### Objective
Search the data below for the word "Helmont" and copy each line that holds it.

---------- Supplied entries ----------

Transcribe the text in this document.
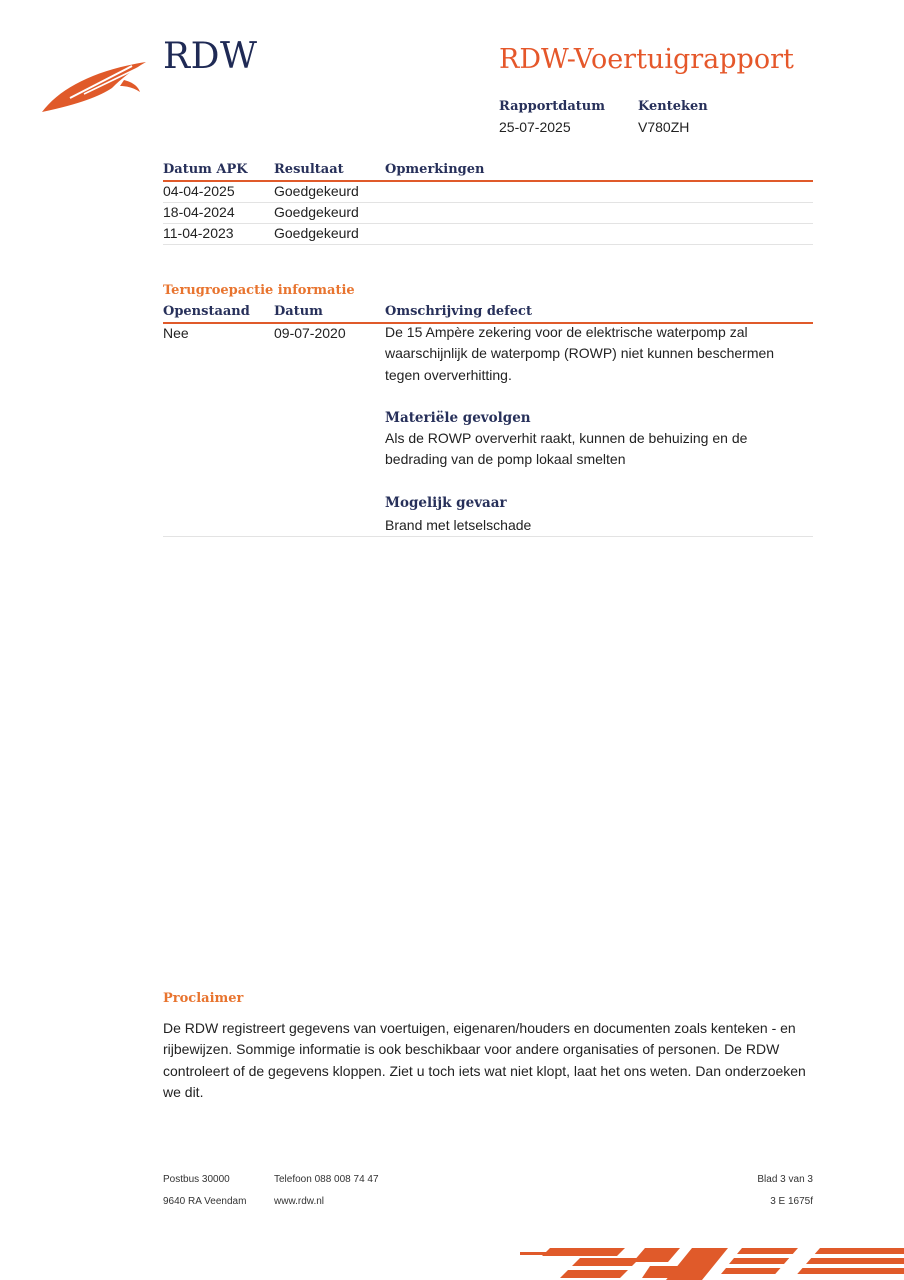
RDW	RDW-Voertuigrapport
Rapportdatum
25-07-2025
Kenteken
V780ZH
Datum APK Resultaat	Opmerkingen
04-04-2025	Goedgekeurd
18-04-2024	Goedgekeurd
11-04-2023	Goedgekeurd
Terugroepactie informatie
Openstaand Datum	Omschrijving defect
Nee	09-07-2020	De 15 Ampère zekering voor de elektrische waterpomp zal
waarschijnlijk de waterpomp (ROWP) niet kunnen beschermen
tegen oververhitting.
Materiële gevolgen
Als de ROWP oververhit raakt, kunnen de behuizing en de
bedrading van de pomp lokaal smelten
Mogelijk gevaar
Brand met letselschade
Proclaimer
De RDW registreert gegevens van voertuigen, eigenaren/houders en documenten zoals kenteken - en
rijbewijzen. Sommige informatie is ook beschikbaar voor andere organisaties of personen. De RDW
controleert of de gegevens kloppen. Ziet u toch iets wat niet klopt, laat het ons weten. Dan onderzoeken
we dit.
Postbus 30000
9640 RA Veendam
Telefoon 088 008 74 47
www.rdw.nl
Blad 3 van 3
3 E 1675f
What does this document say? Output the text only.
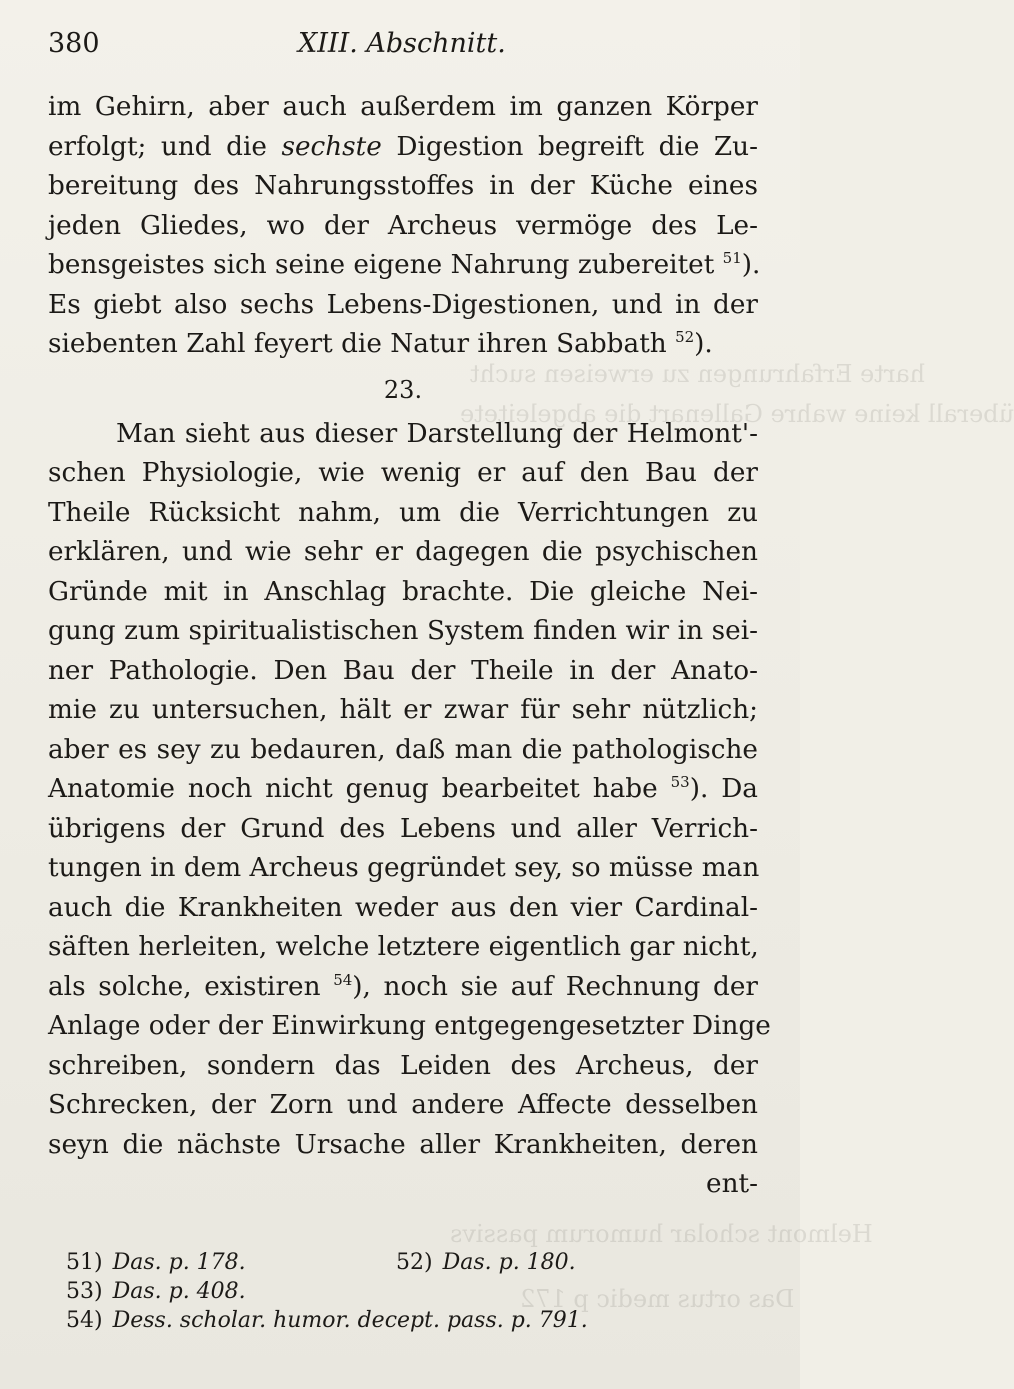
harte Erfahrungen zu erweisen sucht
überall keine wahre Gallenart die abgeleitete
Helmont scholar humorum passivs
Das ortus medic p 172
380	XIII. Abschnitt.
im Gehirn, aber auch außerdem im ganzen Körper
erfolgt; und die sechste Digestion begreift die Zu-
bereitung des Nahrungsstoffes in der Küche eines
jeden Gliedes, wo der Archeus vermöge des Le-
bensgeistes sich seine eigene Nahrung zubereitet $^{51}$).
Es giebt also sechs Lebens-Digestionen, und in der
siebenten Zahl feyert die Natur ihren Sabbath $^{52}$).
23.
Man sieht aus dieser Darstellung der Helmont'-
schen Physiologie, wie wenig er auf den Bau der
Theile Rücksicht nahm, um die Verrichtungen zu
erklären, und wie sehr er dagegen die psychischen
Gründe mit in Anschlag brachte. Die gleiche Nei-
gung zum spiritualistischen System finden wir in sei-
ner Pathologie. Den Bau der Theile in der Anato-
mie zu untersuchen, hält er zwar für sehr nützlich;
aber es sey zu bedauren, daß man die pathologische
Anatomie noch nicht genug bearbeitet habe $^{53}$). Da
übrigens der Grund des Lebens und aller Verrich-
tungen in dem Archeus gegründet sey, so müsse man
auch die Krankheiten weder aus den vier Cardinal-
säften herleiten, welche letztere eigentlich gar nicht,
als solche, existiren $^{54}$), noch sie auf Rechnung der
Anlage oder der Einwirkung entgegengesetzter Dinge
schreiben, sondern das Leiden des Archeus, der
Schrecken, der Zorn und andere Affecte desselben
seyn die nächste Ursache aller Krankheiten, deren
ent-
51) Das. p. 178.	52) Das. p. 180.
53) Das. p. 408.
54) Dess. scholar. humor. decept. pass. p. 791.
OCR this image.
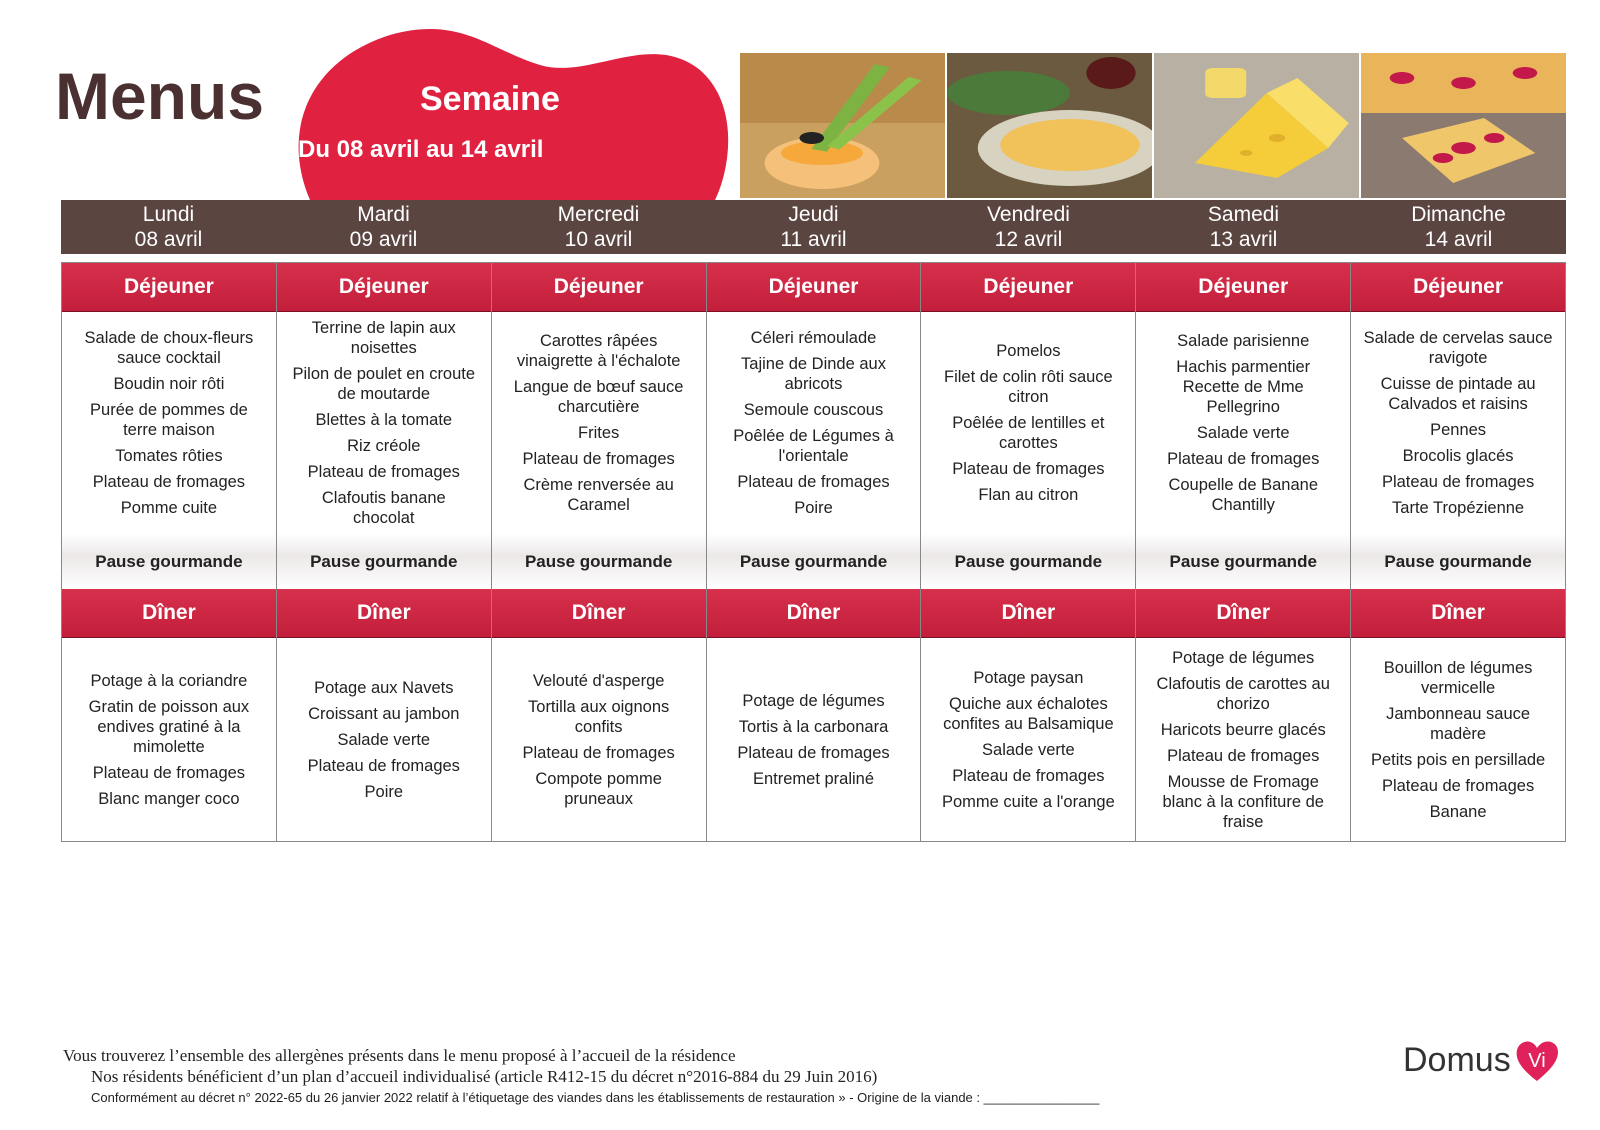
Menus	Semaine
Du 08 avril au 14 avril
Lundi
08 avril
Mardi
09 avril
Mercredi
10 avril
Jeudi
11 avril
Vendredi
12 avril
Samedi
13 avril
Dimanche
14 avril
Déjeuner
Salade de choux-fleurs sauce cocktail
Boudin noir rôti
Purée de pommes de terre maison
Tomates rôties
Plateau de fromages
Pomme cuite
Pause gourmande
Dîner
Potage à la coriandre
Gratin de poisson aux endives gratiné à la mimolette
Plateau de fromages
Blanc manger coco
Déjeuner
Terrine de lapin aux noisettes
Pilon de poulet en croute de moutarde
Blettes à la tomate
Riz créole
Plateau de fromages
Clafoutis banane chocolat
Pause gourmande
Dîner
Potage aux Navets
Croissant au jambon
Salade verte
Plateau de fromages
Poire
Déjeuner
Carottes râpées vinaigrette à l'échalote
Langue de bœuf sauce charcutière
Frites
Plateau de fromages
Crème renversée au Caramel
Pause gourmande
Dîner
Velouté d'asperge
Tortilla aux oignons confits
Plateau de fromages
Compote pomme pruneaux
Déjeuner
Céleri rémoulade
Tajine de Dinde aux abricots
Semoule couscous
Poêlée de Légumes à l'orientale
Plateau de fromages
Poire
Pause gourmande
Dîner
Potage de légumes
Tortis à la carbonara
Plateau de fromages
Entremet praliné
Déjeuner
Pomelos
Filet de colin rôti sauce citron
Poêlée de lentilles et carottes
Plateau de fromages
Flan au citron
Pause gourmande
Dîner
Potage paysan
Quiche aux échalotes confites au Balsamique
Salade verte
Plateau de fromages
Pomme cuite a l'orange
Déjeuner
Salade parisienne
Hachis parmentier Recette de Mme Pellegrino
Salade verte
Plateau de fromages
Coupelle de Banane Chantilly
Pause gourmande
Dîner
Potage de légumes
Clafoutis de carottes au chorizo
Haricots beurre glacés
Plateau de fromages
Mousse de Fromage blanc à la confiture de fraise
Déjeuner
Salade de cervelas sauce ravigote
Cuisse de pintade au Calvados et raisins
Pennes
Brocolis glacés
Plateau de fromages
Tarte Tropézienne
Pause gourmande
Dîner
Bouillon de légumes vermicelle
Jambonneau sauce madère
Petits pois en persillade
Plateau de fromages
Banane
Vous trouverez l’ensemble des allergènes présents dans le menu proposé à l’accueil de la résidence
Nos résidents bénéficient d’un plan d’accueil individualisé (article R412-15 du décret n°2016-884 du 29 Juin 2016)
Conformément au décret n° 2022-65 du 26 janvier 2022 relatif à l’étiquetage des viandes dans les établissements de restauration » - Origine de la viande : ________________
Domus Vi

----------

### Exercise solution
Helmont scholar humorum passivs
Man sieht aus dieser Darstellung der Helmont'-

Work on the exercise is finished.